[Document text records]

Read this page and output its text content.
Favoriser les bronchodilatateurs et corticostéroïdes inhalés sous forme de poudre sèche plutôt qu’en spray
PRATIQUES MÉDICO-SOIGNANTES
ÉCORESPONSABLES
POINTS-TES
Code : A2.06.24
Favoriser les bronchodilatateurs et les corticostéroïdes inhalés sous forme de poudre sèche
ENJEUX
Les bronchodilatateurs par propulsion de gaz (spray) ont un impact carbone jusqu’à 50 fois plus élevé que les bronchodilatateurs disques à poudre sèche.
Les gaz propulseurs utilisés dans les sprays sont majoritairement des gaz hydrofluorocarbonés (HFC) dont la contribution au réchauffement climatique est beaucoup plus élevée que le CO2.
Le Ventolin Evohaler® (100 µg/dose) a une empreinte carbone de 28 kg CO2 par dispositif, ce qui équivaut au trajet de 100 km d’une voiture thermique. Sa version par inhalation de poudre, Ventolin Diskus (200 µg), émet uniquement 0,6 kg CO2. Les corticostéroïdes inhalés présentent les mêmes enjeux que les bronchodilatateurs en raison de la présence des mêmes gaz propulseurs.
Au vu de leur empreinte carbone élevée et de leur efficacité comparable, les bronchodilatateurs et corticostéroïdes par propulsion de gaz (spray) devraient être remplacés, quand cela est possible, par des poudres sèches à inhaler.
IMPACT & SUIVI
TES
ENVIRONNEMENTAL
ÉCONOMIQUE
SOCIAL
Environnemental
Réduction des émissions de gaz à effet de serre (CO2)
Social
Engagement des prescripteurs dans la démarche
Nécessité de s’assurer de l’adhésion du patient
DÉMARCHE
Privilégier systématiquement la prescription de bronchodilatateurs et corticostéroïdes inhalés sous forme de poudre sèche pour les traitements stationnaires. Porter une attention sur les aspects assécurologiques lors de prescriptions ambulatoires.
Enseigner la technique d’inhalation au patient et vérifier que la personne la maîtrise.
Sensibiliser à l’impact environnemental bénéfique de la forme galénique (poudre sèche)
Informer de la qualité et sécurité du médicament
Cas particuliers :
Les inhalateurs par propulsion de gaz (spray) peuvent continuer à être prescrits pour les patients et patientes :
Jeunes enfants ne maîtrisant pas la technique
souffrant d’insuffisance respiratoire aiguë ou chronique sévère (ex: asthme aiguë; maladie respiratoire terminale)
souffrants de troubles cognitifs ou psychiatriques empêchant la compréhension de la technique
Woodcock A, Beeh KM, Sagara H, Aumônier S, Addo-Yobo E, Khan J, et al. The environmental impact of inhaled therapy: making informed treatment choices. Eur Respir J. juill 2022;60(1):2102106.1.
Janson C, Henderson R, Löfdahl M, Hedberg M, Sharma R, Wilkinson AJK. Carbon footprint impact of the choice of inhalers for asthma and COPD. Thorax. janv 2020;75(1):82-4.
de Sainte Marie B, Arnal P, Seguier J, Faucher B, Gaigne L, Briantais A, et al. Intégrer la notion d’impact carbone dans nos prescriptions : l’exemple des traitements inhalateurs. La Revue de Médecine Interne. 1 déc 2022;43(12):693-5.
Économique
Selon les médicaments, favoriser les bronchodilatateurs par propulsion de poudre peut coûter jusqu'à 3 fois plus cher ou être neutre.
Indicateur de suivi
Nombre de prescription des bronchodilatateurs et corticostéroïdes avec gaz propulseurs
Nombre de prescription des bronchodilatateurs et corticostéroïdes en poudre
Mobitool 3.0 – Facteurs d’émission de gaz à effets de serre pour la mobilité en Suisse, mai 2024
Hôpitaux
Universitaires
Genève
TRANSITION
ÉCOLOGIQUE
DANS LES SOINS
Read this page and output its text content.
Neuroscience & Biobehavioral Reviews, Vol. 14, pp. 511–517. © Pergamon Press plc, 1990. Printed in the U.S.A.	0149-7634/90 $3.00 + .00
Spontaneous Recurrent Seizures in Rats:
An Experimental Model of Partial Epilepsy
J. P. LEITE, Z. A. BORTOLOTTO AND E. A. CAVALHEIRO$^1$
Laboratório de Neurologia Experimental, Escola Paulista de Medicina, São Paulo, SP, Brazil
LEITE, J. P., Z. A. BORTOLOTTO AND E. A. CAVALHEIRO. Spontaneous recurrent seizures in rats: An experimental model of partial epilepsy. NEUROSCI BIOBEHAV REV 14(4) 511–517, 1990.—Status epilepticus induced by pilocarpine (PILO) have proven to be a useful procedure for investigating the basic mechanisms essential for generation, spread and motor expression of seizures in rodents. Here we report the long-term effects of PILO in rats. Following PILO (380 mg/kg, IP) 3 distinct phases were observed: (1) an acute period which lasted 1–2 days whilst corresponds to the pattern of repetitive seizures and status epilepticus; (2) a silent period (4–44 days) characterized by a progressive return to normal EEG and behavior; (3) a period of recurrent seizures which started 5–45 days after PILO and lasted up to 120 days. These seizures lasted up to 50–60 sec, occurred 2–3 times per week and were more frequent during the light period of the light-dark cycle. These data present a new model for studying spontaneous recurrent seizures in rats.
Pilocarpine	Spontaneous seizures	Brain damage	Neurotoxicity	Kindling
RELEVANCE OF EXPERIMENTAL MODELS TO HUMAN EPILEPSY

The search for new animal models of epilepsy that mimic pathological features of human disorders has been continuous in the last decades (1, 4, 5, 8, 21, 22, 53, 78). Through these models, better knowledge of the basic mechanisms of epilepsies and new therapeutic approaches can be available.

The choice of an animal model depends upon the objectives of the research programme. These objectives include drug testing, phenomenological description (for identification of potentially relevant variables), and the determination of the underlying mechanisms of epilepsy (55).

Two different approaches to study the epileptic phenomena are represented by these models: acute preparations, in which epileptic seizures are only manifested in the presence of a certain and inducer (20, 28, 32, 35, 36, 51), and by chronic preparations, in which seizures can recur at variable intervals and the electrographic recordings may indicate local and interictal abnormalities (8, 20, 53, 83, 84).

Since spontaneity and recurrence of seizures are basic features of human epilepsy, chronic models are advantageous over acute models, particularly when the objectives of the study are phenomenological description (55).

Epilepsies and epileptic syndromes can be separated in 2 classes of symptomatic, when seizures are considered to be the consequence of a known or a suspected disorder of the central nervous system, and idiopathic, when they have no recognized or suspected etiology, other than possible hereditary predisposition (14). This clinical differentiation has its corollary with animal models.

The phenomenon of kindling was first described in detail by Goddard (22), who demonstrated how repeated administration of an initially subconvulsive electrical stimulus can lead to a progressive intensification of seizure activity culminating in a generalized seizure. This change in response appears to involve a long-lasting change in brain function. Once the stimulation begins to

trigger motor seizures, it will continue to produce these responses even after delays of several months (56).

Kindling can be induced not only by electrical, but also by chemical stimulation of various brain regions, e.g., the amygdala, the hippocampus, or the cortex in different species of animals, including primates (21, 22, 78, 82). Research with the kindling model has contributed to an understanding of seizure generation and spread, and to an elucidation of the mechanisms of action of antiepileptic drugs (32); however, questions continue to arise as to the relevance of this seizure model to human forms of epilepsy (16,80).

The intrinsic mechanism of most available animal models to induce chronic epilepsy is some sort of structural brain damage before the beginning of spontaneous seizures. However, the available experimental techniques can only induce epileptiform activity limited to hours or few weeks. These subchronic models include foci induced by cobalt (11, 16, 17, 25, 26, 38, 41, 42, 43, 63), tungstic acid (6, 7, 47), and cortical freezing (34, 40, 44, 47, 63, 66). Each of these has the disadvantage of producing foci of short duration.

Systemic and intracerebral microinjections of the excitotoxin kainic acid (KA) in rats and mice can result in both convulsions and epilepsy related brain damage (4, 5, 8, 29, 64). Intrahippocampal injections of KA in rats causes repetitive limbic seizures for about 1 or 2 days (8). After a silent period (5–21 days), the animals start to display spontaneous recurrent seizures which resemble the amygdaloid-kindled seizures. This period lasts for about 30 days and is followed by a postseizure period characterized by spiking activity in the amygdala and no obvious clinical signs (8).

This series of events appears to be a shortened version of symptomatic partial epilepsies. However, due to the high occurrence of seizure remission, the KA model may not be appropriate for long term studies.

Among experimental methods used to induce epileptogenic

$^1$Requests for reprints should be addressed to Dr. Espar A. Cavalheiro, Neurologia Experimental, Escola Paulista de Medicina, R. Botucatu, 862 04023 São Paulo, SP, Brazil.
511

TASK OBJECTIVE: A single number is required: the count of lines in the data above that include the string "version".

RESPONSE AREA: 2